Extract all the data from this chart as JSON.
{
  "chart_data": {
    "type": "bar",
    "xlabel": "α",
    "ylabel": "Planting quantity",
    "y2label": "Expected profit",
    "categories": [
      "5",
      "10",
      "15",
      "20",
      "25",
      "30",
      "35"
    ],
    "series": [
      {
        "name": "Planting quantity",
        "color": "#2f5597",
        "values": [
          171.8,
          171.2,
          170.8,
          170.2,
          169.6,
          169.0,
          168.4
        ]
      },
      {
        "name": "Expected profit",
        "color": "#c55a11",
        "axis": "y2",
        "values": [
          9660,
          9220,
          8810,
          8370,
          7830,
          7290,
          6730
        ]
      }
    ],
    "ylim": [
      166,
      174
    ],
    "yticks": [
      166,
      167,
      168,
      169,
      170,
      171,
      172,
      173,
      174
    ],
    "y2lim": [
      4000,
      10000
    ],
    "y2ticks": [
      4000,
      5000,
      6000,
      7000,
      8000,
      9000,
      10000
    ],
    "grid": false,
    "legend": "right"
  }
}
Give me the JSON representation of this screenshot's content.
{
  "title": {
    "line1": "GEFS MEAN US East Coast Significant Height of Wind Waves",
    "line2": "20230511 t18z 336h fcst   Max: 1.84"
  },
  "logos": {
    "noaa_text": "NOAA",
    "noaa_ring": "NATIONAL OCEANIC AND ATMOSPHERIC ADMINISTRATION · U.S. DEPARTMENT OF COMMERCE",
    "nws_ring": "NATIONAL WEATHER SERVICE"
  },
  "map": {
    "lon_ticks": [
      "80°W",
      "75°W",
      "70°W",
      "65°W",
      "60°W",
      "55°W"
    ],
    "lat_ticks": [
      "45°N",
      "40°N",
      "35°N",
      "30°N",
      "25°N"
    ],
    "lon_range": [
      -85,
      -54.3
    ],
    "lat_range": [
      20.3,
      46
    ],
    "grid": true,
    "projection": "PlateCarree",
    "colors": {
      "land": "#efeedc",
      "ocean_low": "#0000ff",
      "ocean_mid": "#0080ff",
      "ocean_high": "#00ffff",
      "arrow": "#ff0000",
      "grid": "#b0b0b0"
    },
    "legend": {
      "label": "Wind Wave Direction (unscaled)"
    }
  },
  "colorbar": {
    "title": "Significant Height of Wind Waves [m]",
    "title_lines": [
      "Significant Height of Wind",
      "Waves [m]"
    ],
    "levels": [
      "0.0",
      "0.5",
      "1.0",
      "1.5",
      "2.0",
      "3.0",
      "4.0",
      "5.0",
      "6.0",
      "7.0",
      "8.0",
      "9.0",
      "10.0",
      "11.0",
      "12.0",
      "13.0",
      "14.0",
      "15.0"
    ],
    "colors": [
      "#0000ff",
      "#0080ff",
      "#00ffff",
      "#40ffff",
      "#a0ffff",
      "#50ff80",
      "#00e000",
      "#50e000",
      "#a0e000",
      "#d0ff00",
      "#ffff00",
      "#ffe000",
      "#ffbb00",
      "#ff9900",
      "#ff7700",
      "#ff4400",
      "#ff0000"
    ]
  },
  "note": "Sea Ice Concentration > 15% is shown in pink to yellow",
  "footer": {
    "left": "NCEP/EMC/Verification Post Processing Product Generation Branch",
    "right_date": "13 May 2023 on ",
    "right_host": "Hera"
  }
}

══════════

* Aim *
Would you give the material above again, complete and exact?

* Answer below *
Extract all the data from this chart as JSON.
{
  "chart_data": {
    "type": "bar",
    "xlabel": "α",
    "ylabel": "Planting quantity",
    "y2label": "Expected profit",
    "categories": [
      "5",
      "10",
      "15",
      "20",
      "25",
      "30",
      "35"
    ],
    "series": [
      {
        "name": "Planting quantity",
        "color": "#2f5597",
        "values": [
          171.8,
          171.2,
          170.8,
          170.2,
          169.6,
          169.0,
          168.4
        ]
      },
      {
        "name": "Expected profit",
        "color": "#c55a11",
        "axis": "y2",
        "values": [
          9660,
          9220,
          8810,
          8370,
          7830,
          7290,
          6730
        ]
      }
    ],
    "ylim": [
      166,
      174
    ],
    "yticks": [
      166,
      167,
      168,
      169,
      170,
      171,
      172,
      173,
      174
    ],
    "y2lim": [
      4000,
      10000
    ],
    "y2ticks": [
      4000,
      5000,
      6000,
      7000,
      8000,
      9000,
      10000
    ],
    "grid": false,
    "legend": "right"
  }
}
Give me the JSON representation of this screenshot's content.
{
  "title": {
    "line1": "GEFS MEAN US East Coast Significant Height of Wind Waves",
    "line2": "20230511 t18z 336h fcst   Max: 1.84"
  },
  "logos": {
    "noaa_text": "NOAA",
    "noaa_ring": "NATIONAL OCEANIC AND ATMOSPHERIC ADMINISTRATION · U.S. DEPARTMENT OF COMMERCE",
    "nws_ring": "NATIONAL WEATHER SERVICE"
  },
  "map": {
    "lon_ticks": [
      "80°W",
      "75°W",
      "70°W",
      "65°W",
      "60°W",
      "55°W"
    ],
    "lat_ticks": [
      "45°N",
      "40°N",
      "35°N",
      "30°N",
      "25°N"
    ],
    "lon_range": [
      -85,
      -54.3
    ],
    "lat_range": [
      20.3,
      46
    ],
    "grid": true,
    "projection": "PlateCarree",
    "colors": {
      "land": "#efeedc",
      "ocean_low": "#0000ff",
      "ocean_mid": "#0080ff",
      "ocean_high": "#00ffff",
      "arrow": "#ff0000",
      "grid": "#b0b0b0"
    },
    "legend": {
      "label": "Wind Wave Direction (unscaled)"
    }
  },
  "colorbar": {
    "title": "Significant Height of Wind Waves [m]",
    "title_lines": [
      "Significant Height of Wind",
      "Waves [m]"
    ],
    "levels": [
      "0.0",
      "0.5",
      "1.0",
      "1.5",
      "2.0",
      "3.0",
      "4.0",
      "5.0",
      "6.0",
      "7.0",
      "8.0",
      "9.0",
      "10.0",
      "11.0",
      "12.0",
      "13.0",
      "14.0",
      "15.0"
    ],
    "colors": [
      "#0000ff",
      "#0080ff",
      "#00ffff",
      "#40ffff",
      "#a0ffff",
      "#50ff80",
      "#00e000",
      "#50e000",
      "#a0e000",
      "#d0ff00",
      "#ffff00",
      "#ffe000",
      "#ffbb00",
      "#ff9900",
      "#ff7700",
      "#ff4400",
      "#ff0000"
    ]
  },
  "note": "Sea Ice Concentration > 15% is shown in pink to yellow",
  "footer": {
    "left": "NCEP/EMC/Verification Post Processing Product Generation Branch",
    "right_date": "13 May 2023 on ",
    "right_host": "Hera"
  }
}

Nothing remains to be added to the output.